WORK REQUIRED => Locate the lines of the listing below that hold "View", then copy each of them.

* BEGIN DATA SUPPLIED *

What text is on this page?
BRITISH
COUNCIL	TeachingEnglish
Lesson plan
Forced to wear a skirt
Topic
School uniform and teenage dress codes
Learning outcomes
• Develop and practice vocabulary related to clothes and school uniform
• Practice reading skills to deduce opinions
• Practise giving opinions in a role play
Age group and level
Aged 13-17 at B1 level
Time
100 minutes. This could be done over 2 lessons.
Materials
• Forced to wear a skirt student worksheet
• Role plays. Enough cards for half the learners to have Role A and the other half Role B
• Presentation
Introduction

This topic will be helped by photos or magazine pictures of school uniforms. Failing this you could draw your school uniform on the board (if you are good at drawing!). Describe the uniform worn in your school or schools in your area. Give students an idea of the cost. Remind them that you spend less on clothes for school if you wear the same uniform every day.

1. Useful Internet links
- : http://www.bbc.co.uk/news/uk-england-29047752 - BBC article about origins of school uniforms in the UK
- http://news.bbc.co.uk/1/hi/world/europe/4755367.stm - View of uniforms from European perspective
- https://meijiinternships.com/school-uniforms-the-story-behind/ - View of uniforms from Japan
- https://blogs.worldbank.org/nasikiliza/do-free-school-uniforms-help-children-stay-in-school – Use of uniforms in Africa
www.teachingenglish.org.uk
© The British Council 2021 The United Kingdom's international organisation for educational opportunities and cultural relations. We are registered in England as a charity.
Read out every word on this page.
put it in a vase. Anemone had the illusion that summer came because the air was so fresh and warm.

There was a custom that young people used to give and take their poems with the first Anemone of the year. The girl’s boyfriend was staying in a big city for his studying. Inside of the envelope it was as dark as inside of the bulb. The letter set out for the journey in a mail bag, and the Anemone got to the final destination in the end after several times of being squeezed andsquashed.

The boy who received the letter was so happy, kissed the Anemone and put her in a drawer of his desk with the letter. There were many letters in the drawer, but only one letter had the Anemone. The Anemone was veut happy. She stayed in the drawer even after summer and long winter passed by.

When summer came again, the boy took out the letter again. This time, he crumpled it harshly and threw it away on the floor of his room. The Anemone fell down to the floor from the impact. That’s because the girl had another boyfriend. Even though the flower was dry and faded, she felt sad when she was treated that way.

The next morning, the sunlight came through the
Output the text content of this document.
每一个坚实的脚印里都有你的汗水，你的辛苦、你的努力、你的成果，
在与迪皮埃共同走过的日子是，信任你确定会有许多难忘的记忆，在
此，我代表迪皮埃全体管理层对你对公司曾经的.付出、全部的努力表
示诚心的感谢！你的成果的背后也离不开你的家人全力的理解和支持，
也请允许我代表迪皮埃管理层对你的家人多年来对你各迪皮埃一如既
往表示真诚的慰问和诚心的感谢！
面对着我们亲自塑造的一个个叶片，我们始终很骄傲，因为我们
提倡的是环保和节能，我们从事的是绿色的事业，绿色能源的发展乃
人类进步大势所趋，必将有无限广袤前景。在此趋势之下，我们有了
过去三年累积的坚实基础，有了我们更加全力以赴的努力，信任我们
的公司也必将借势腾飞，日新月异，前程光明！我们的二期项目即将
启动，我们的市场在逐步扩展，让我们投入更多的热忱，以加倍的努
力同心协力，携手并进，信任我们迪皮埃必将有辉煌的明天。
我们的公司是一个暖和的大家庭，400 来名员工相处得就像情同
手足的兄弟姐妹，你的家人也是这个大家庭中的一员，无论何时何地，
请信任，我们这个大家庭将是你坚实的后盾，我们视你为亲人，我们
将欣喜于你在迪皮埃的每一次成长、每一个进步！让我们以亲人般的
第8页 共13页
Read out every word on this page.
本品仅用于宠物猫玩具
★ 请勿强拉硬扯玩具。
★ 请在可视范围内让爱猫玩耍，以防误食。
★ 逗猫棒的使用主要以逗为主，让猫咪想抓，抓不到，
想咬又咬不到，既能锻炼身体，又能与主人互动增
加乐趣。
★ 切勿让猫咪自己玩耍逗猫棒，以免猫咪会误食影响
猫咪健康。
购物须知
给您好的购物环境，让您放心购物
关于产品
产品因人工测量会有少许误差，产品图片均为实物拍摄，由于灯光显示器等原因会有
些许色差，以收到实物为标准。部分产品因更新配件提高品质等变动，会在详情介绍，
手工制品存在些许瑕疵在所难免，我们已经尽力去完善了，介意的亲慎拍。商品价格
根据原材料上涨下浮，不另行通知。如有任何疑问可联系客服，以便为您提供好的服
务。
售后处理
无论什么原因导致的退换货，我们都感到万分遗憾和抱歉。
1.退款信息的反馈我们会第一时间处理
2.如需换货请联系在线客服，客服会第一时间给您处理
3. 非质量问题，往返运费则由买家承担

* END DATA SUPPLIED *

OUTPUT FOR THIS TASK =>
- http://news.bbc.co.uk/1/hi/world/europe/4755367.stm - View of uniforms from European perspective
- https://meijiinternships.com/school-uniforms-the-story-behind/ - View of uniforms from Japan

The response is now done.